**What is asked**
Could you print every record below exactly as it appears?
* Begin Input for this task *
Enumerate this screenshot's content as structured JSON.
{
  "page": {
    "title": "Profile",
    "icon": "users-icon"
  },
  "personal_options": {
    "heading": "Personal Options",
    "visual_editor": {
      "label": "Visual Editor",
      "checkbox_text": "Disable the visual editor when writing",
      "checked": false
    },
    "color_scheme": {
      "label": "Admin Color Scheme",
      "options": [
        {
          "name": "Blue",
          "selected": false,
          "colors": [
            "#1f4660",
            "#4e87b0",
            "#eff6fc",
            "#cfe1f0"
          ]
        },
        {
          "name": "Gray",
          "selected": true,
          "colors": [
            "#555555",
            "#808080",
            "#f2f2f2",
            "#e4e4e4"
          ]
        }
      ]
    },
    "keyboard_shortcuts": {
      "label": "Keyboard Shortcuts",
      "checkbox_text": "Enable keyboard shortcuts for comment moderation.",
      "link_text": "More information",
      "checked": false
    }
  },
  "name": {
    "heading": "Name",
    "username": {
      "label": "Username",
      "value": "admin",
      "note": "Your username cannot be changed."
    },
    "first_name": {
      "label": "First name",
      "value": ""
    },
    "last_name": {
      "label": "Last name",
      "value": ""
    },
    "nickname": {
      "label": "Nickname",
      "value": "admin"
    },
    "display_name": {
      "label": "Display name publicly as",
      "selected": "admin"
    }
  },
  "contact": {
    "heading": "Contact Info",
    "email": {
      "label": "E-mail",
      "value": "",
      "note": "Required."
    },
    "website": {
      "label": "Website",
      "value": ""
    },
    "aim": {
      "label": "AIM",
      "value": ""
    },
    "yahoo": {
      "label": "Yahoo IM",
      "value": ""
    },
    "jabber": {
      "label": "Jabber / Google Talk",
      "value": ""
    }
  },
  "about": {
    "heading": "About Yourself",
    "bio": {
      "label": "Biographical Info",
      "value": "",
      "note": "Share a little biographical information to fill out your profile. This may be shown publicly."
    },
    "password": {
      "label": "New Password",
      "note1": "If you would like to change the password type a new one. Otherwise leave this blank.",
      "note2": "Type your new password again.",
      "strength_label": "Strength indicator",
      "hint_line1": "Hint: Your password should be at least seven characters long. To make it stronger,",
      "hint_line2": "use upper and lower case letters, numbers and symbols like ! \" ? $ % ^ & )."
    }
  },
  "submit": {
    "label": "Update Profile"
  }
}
* End Input for this task *
**Answer for this exercise**
Enumerate this screenshot's content as structured JSON.
{
  "page": {
    "title": "Profile",
    "icon": "users-icon"
  },
  "personal_options": {
    "heading": "Personal Options",
    "visual_editor": {
      "label": "Visual Editor",
      "checkbox_text": "Disable the visual editor when writing",
      "checked": false
    },
    "color_scheme": {
      "label": "Admin Color Scheme",
      "options": [
        {
          "name": "Blue",
          "selected": false,
          "colors": [
            "#1f4660",
            "#4e87b0",
            "#eff6fc",
            "#cfe1f0"
          ]
        },
        {
          "name": "Gray",
          "selected": true,
          "colors": [
            "#555555",
            "#808080",
            "#f2f2f2",
            "#e4e4e4"
          ]
        }
      ]
    },
    "keyboard_shortcuts": {
      "label": "Keyboard Shortcuts",
      "checkbox_text": "Enable keyboard shortcuts for comment moderation.",
      "link_text": "More information",
      "checked": false
    }
  },
  "name": {
    "heading": "Name",
    "username": {
      "label": "Username",
      "value": "admin",
      "note": "Your username cannot be changed."
    },
    "first_name": {
      "label": "First name",
      "value": ""
    },
    "last_name": {
      "label": "Last name",
      "value": ""
    },
    "nickname": {
      "label": "Nickname",
      "value": "admin"
    },
    "display_name": {
      "label": "Display name publicly as",
      "selected": "admin"
    }
  },
  "contact": {
    "heading": "Contact Info",
    "email": {
      "label": "E-mail",
      "value": "",
      "note": "Required."
    },
    "website": {
      "label": "Website",
      "value": ""
    },
    "aim": {
      "label": "AIM",
      "value": ""
    },
    "yahoo": {
      "label": "Yahoo IM",
      "value": ""
    },
    "jabber": {
      "label": "Jabber / Google Talk",
      "value": ""
    }
  },
  "about": {
    "heading": "About Yourself",
    "bio": {
      "label": "Biographical Info",
      "value": "",
      "note": "Share a little biographical information to fill out your profile. This may be shown publicly."
    },
    "password": {
      "label": "New Password",
      "note1": "If you would like to change the password type a new one. Otherwise leave this blank.",
      "note2": "Type your new password again.",
      "strength_label": "Strength indicator",
      "hint_line1": "Hint: Your password should be at least seven characters long. To make it stronger,",
      "hint_line2": "use upper and lower case letters, numbers and symbols like ! \" ? $ % ^ & )."
    }
  },
  "submit": {
    "label": "Update Profile"
  }
}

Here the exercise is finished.